• _Work instructions_: Return only the lines starting at the line that contains "Transcribe the text in this document." and ending with the final line of the listing; include both endpoints.

#### Data records

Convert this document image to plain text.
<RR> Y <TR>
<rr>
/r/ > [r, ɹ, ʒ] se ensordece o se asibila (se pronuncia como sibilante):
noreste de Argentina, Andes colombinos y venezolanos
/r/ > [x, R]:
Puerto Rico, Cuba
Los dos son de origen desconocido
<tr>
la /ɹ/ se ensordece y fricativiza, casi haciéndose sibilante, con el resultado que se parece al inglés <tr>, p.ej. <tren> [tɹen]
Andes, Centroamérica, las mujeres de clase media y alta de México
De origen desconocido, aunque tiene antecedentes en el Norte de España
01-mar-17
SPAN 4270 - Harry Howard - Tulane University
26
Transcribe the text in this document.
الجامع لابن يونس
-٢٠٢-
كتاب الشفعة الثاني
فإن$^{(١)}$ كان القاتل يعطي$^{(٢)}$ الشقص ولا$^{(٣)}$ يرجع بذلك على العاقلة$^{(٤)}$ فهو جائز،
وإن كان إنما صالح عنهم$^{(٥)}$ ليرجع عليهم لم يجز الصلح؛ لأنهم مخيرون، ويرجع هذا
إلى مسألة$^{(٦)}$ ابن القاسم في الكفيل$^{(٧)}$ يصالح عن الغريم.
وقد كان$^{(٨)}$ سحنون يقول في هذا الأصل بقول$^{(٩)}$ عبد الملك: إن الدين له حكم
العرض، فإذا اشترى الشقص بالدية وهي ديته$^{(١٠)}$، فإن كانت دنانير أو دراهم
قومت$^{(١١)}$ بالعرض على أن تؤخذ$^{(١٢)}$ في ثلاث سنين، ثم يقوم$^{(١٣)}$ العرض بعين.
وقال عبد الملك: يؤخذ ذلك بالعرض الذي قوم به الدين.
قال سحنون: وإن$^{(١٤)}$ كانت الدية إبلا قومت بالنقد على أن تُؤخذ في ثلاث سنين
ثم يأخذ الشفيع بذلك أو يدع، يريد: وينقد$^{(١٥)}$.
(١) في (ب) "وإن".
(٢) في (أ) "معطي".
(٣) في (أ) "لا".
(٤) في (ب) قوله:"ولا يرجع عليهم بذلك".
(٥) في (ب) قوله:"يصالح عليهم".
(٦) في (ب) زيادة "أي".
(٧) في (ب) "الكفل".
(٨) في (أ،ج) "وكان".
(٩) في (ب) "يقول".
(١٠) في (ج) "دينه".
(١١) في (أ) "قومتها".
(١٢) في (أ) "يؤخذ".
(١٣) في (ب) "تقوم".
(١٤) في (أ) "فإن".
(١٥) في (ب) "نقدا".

########

• _Task solution_:
Transcribe the text in this document.
الجامع لابن يونس
-٢٠٢-
كتاب الشفعة الثاني
فإن$^{(١)}$ كان القاتل يعطي$^{(٢)}$ الشقص ولا$^{(٣)}$ يرجع بذلك على العاقلة$^{(٤)}$ فهو جائز،
وإن كان إنما صالح عنهم$^{(٥)}$ ليرجع عليهم لم يجز الصلح؛ لأنهم مخيرون، ويرجع هذا
إلى مسألة$^{(٦)}$ ابن القاسم في الكفيل$^{(٧)}$ يصالح عن الغريم.
وقد كان$^{(٨)}$ سحنون يقول في هذا الأصل بقول$^{(٩)}$ عبد الملك: إن الدين له حكم
العرض، فإذا اشترى الشقص بالدية وهي ديته$^{(١٠)}$، فإن كانت دنانير أو دراهم
قومت$^{(١١)}$ بالعرض على أن تؤخذ$^{(١٢)}$ في ثلاث سنين، ثم يقوم$^{(١٣)}$ العرض بعين.
وقال عبد الملك: يؤخذ ذلك بالعرض الذي قوم به الدين.
قال سحنون: وإن$^{(١٤)}$ كانت الدية إبلا قومت بالنقد على أن تُؤخذ في ثلاث سنين
ثم يأخذ الشفيع بذلك أو يدع، يريد: وينقد$^{(١٥)}$.
(١) في (ب) "وإن".
(٢) في (أ) "معطي".
(٣) في (أ) "لا".
(٤) في (ب) قوله:"ولا يرجع عليهم بذلك".
(٥) في (ب) قوله:"يصالح عليهم".
(٦) في (ب) زيادة "أي".
(٧) في (ب) "الكفل".
(٨) في (أ،ج) "وكان".
(٩) في (ب) "يقول".
(١٠) في (ج) "دينه".
(١١) في (أ) "قومتها".
(١٢) في (أ) "يؤخذ".
(١٣) في (ب) "تقوم".
(١٤) في (أ) "فإن".
(١٥) في (ب) "نقدا".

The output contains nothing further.